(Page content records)
^^^^^^^^
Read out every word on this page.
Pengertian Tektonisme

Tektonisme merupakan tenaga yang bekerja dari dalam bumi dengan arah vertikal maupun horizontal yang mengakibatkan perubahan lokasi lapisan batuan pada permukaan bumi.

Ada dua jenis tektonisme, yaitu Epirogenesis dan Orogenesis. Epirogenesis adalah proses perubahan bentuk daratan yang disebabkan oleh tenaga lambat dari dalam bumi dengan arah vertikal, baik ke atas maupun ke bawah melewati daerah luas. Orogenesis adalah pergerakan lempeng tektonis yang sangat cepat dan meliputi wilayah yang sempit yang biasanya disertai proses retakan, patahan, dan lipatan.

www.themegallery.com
^^^^^^^^
• **Exercise prompt**
In full and without change, transcribe the data above.

• **Exercise solution**
Read out every word on this page.
Pengertian Tektonisme

Tektonisme merupakan tenaga yang bekerja dari dalam bumi dengan arah vertikal maupun horizontal yang mengakibatkan perubahan lokasi lapisan batuan pada permukaan bumi.

Ada dua jenis tektonisme, yaitu Epirogenesis dan Orogenesis. Epirogenesis adalah proses perubahan bentuk daratan yang disebabkan oleh tenaga lambat dari dalam bumi dengan arah vertikal, baik ke atas maupun ke bawah melewati daerah luas. Orogenesis adalah pergerakan lempeng tektonis yang sangat cepat dan meliputi wilayah yang sempit yang biasanya disertai proses retakan, patahan, dan lipatan.

www.themegallery.com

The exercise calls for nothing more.